Material shown:
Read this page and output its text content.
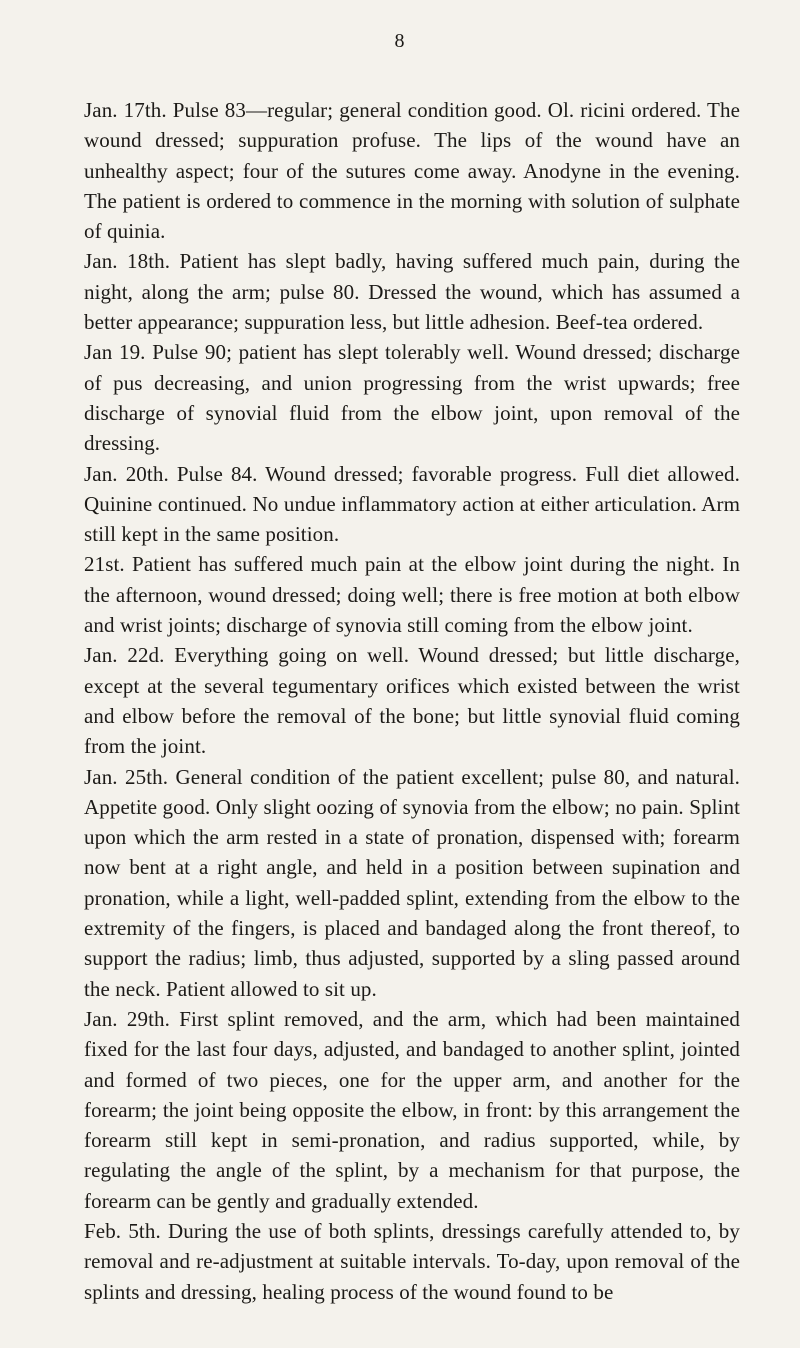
8

Jan. 17th. Pulse 83—regular; general condition good. Ol. ricini ordered. The wound dressed; suppuration profuse. The lips of the wound have an unhealthy aspect; four of the sutures come away. Anodyne in the evening. The patient is ordered to commence in the morning with solution of sulphate of quinia.

Jan. 18th. Patient has slept badly, having suffered much pain, during the night, along the arm; pulse 80. Dressed the wound, which has assumed a better appearance; suppuration less, but little adhesion. Beef-tea ordered.

Jan 19. Pulse 90; patient has slept tolerably well. Wound dressed; discharge of pus decreasing, and union progressing from the wrist upwards; free discharge of synovial fluid from the elbow joint, upon removal of the dressing.

Jan. 20th. Pulse 84. Wound dressed; favorable progress. Full diet allowed. Quinine continued. No undue inflammatory action at either articulation. Arm still kept in the same position.

21st. Patient has suffered much pain at the elbow joint during the night. In the afternoon, wound dressed; doing well; there is free motion at both elbow and wrist joints; discharge of synovia still coming from the elbow joint.

Jan. 22d. Everything going on well. Wound dressed; but little discharge, except at the several tegumentary orifices which existed between the wrist and elbow before the removal of the bone; but little synovial fluid coming from the joint.

Jan. 25th. General condition of the patient excellent; pulse 80, and natural. Appetite good. Only slight oozing of synovia from the elbow; no pain. Splint upon which the arm rested in a state of pronation, dispensed with; forearm now bent at a right angle, and held in a position between supination and pronation, while a light, well-padded splint, extending from the elbow to the extremity of the fingers, is placed and bandaged along the front thereof, to support the radius; limb, thus adjusted, supported by a sling passed around the neck. Patient allowed to sit up.

Jan. 29th. First splint removed, and the arm, which had been maintained fixed for the last four days, adjusted, and bandaged to another splint, jointed and formed of two pieces, one for the upper arm, and another for the forearm; the joint being opposite the elbow, in front: by this arrangement the forearm still kept in semi-pronation, and radius supported, while, by regulating the angle of the splint, by a mechanism for that purpose, the forearm can be gently and gradually extended.

Feb. 5th. During the use of both splints, dressings carefully attended to, by removal and re-adjustment at suitable intervals. To-day, upon removal of the splints and dressing, healing process of the wound found to be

Work instructions: What you return should match the records above word for word, minus the pictures.

Full response:
Read this page and output its text content.
8

Jan. 17th. Pulse 83—regular; general condition good. Ol. ricini ordered. The wound dressed; suppuration profuse. The lips of the wound have an unhealthy aspect; four of the sutures come away. Anodyne in the evening. The patient is ordered to commence in the morning with solution of sulphate of quinia.

Jan. 18th. Patient has slept badly, having suffered much pain, during the night, along the arm; pulse 80. Dressed the wound, which has assumed a better appearance; suppuration less, but little adhesion. Beef-tea ordered.

Jan 19. Pulse 90; patient has slept tolerably well. Wound dressed; discharge of pus decreasing, and union progressing from the wrist upwards; free discharge of synovial fluid from the elbow joint, upon removal of the dressing.

Jan. 20th. Pulse 84. Wound dressed; favorable progress. Full diet allowed. Quinine continued. No undue inflammatory action at either articulation. Arm still kept in the same position.

21st. Patient has suffered much pain at the elbow joint during the night. In the afternoon, wound dressed; doing well; there is free motion at both elbow and wrist joints; discharge of synovia still coming from the elbow joint.

Jan. 22d. Everything going on well. Wound dressed; but little discharge, except at the several tegumentary orifices which existed between the wrist and elbow before the removal of the bone; but little synovial fluid coming from the joint.

Jan. 25th. General condition of the patient excellent; pulse 80, and natural. Appetite good. Only slight oozing of synovia from the elbow; no pain. Splint upon which the arm rested in a state of pronation, dispensed with; forearm now bent at a right angle, and held in a position between supination and pronation, while a light, well-padded splint, extending from the elbow to the extremity of the fingers, is placed and bandaged along the front thereof, to support the radius; limb, thus adjusted, supported by a sling passed around the neck. Patient allowed to sit up.

Jan. 29th. First splint removed, and the arm, which had been maintained fixed for the last four days, adjusted, and bandaged to another splint, jointed and formed of two pieces, one for the upper arm, and another for the forearm; the joint being opposite the elbow, in front: by this arrangement the forearm still kept in semi-pronation, and radius supported, while, by regulating the angle of the splint, by a mechanism for that purpose, the forearm can be gently and gradually extended.

Feb. 5th. During the use of both splints, dressings carefully attended to, by removal and re-adjustment at suitable intervals. To-day, upon removal of the splints and dressing, healing process of the wound found to be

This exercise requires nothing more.